Retype every entry word for word.

================================

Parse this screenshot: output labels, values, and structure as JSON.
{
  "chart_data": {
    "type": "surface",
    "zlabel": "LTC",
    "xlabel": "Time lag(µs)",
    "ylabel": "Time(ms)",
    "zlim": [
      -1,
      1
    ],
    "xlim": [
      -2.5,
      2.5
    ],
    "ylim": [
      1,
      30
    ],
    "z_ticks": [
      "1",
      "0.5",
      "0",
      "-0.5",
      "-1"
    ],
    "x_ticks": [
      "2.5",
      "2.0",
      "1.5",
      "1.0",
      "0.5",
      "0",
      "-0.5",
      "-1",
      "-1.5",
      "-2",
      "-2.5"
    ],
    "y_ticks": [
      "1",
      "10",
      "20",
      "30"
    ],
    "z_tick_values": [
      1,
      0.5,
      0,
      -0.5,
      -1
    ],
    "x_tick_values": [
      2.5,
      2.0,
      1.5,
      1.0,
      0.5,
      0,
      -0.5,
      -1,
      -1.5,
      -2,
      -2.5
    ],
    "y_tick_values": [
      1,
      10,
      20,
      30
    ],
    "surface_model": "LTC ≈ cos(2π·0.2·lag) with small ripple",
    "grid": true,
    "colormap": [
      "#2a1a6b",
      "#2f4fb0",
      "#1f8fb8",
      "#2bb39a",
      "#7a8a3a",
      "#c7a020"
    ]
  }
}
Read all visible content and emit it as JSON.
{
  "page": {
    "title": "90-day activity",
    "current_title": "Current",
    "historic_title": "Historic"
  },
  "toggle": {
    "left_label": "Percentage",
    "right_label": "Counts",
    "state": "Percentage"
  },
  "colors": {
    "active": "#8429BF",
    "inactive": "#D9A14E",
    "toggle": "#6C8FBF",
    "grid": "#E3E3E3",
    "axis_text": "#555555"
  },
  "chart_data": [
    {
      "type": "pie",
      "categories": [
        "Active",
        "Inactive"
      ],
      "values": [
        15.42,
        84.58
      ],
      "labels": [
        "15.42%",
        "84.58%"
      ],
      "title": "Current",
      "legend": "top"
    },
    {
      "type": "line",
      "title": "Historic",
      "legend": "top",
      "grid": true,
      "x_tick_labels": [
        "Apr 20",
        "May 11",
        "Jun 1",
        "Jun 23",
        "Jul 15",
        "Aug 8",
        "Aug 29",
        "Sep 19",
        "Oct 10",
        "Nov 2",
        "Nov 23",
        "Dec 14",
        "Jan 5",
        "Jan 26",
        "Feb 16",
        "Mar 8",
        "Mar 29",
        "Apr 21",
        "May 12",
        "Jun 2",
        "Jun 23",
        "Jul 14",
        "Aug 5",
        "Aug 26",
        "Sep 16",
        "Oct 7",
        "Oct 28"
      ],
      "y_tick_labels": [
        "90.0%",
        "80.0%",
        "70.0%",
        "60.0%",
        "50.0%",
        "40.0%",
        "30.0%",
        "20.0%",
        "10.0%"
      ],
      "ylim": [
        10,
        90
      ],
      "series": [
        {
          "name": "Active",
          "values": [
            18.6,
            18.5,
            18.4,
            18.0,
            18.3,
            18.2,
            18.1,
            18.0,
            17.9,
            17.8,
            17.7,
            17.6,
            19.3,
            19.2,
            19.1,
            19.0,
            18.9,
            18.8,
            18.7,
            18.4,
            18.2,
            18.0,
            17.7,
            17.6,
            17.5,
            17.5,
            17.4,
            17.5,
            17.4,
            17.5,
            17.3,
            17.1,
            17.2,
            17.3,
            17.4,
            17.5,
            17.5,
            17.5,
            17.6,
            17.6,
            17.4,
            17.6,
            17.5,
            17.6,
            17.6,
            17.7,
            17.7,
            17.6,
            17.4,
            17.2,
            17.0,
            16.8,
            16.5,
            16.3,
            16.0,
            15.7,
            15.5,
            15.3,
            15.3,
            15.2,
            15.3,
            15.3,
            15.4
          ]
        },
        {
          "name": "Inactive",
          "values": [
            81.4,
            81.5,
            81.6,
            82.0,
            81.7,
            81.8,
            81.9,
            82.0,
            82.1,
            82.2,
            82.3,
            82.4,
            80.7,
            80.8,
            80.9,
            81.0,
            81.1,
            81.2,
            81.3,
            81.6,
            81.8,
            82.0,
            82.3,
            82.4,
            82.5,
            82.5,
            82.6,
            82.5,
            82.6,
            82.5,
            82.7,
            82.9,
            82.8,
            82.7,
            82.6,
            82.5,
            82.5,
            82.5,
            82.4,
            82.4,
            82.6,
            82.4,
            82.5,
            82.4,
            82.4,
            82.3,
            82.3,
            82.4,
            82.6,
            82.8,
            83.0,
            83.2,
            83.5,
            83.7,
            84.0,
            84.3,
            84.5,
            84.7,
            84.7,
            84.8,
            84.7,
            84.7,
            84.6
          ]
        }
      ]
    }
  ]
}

================================

*In response*:
Parse this screenshot: output labels, values, and structure as JSON.
{
  "chart_data": {
    "type": "surface",
    "zlabel": "LTC",
    "xlabel": "Time lag(µs)",
    "ylabel": "Time(ms)",
    "zlim": [
      -1,
      1
    ],
    "xlim": [
      -2.5,
      2.5
    ],
    "ylim": [
      1,
      30
    ],
    "z_ticks": [
      "1",
      "0.5",
      "0",
      "-0.5",
      "-1"
    ],
    "x_ticks": [
      "2.5",
      "2.0",
      "1.5",
      "1.0",
      "0.5",
      "0",
      "-0.5",
      "-1",
      "-1.5",
      "-2",
      "-2.5"
    ],
    "y_ticks": [
      "1",
      "10",
      "20",
      "30"
    ],
    "z_tick_values": [
      1,
      0.5,
      0,
      -0.5,
      -1
    ],
    "x_tick_values": [
      2.5,
      2.0,
      1.5,
      1.0,
      0.5,
      0,
      -0.5,
      -1,
      -1.5,
      -2,
      -2.5
    ],
    "y_tick_values": [
      1,
      10,
      20,
      30
    ],
    "surface_model": "LTC ≈ cos(2π·0.2·lag) with small ripple",
    "grid": true,
    "colormap": [
      "#2a1a6b",
      "#2f4fb0",
      "#1f8fb8",
      "#2bb39a",
      "#7a8a3a",
      "#c7a020"
    ]
  }
}
Read all visible content and emit it as JSON.
{
  "page": {
    "title": "90-day activity",
    "current_title": "Current",
    "historic_title": "Historic"
  },
  "toggle": {
    "left_label": "Percentage",
    "right_label": "Counts",
    "state": "Percentage"
  },
  "colors": {
    "active": "#8429BF",
    "inactive": "#D9A14E",
    "toggle": "#6C8FBF",
    "grid": "#E3E3E3",
    "axis_text": "#555555"
  },
  "chart_data": [
    {
      "type": "pie",
      "categories": [
        "Active",
        "Inactive"
      ],
      "values": [
        15.42,
        84.58
      ],
      "labels": [
        "15.42%",
        "84.58%"
      ],
      "title": "Current",
      "legend": "top"
    },
    {
      "type": "line",
      "title": "Historic",
      "legend": "top",
      "grid": true,
      "x_tick_labels": [
        "Apr 20",
        "May 11",
        "Jun 1",
        "Jun 23",
        "Jul 15",
        "Aug 8",
        "Aug 29",
        "Sep 19",
        "Oct 10",
        "Nov 2",
        "Nov 23",
        "Dec 14",
        "Jan 5",
        "Jan 26",
        "Feb 16",
        "Mar 8",
        "Mar 29",
        "Apr 21",
        "May 12",
        "Jun 2",
        "Jun 23",
        "Jul 14",
        "Aug 5",
        "Aug 26",
        "Sep 16",
        "Oct 7",
        "Oct 28"
      ],
      "y_tick_labels": [
        "90.0%",
        "80.0%",
        "70.0%",
        "60.0%",
        "50.0%",
        "40.0%",
        "30.0%",
        "20.0%",
        "10.0%"
      ],
      "ylim": [
        10,
        90
      ],
      "series": [
        {
          "name": "Active",
          "values": [
            18.6,
            18.5,
            18.4,
            18.0,
            18.3,
            18.2,
            18.1,
            18.0,
            17.9,
            17.8,
            17.7,
            17.6,
            19.3,
            19.2,
            19.1,
            19.0,
            18.9,
            18.8,
            18.7,
            18.4,
            18.2,
            18.0,
            17.7,
            17.6,
            17.5,
            17.5,
            17.4,
            17.5,
            17.4,
            17.5,
            17.3,
            17.1,
            17.2,
            17.3,
            17.4,
            17.5,
            17.5,
            17.5,
            17.6,
            17.6,
            17.4,
            17.6,
            17.5,
            17.6,
            17.6,
            17.7,
            17.7,
            17.6,
            17.4,
            17.2,
            17.0,
            16.8,
            16.5,
            16.3,
            16.0,
            15.7,
            15.5,
            15.3,
            15.3,
            15.2,
            15.3,
            15.3,
            15.4
          ]
        },
        {
          "name": "Inactive",
          "values": [
            81.4,
            81.5,
            81.6,
            82.0,
            81.7,
            81.8,
            81.9,
            82.0,
            82.1,
            82.2,
            82.3,
            82.4,
            80.7,
            80.8,
            80.9,
            81.0,
            81.1,
            81.2,
            81.3,
            81.6,
            81.8,
            82.0,
            82.3,
            82.4,
            82.5,
            82.5,
            82.6,
            82.5,
            82.6,
            82.5,
            82.7,
            82.9,
            82.8,
            82.7,
            82.6,
            82.5,
            82.5,
            82.5,
            82.4,
            82.4,
            82.6,
            82.4,
            82.5,
            82.4,
            82.4,
            82.3,
            82.3,
            82.4,
            82.6,
            82.8,
            83.0,
            83.2,
            83.5,
            83.7,
            84.0,
            84.3,
            84.5,
            84.7,
            84.7,
            84.8,
            84.7,
            84.7,
            84.6
          ]
        }
      ]
    }
  ]
}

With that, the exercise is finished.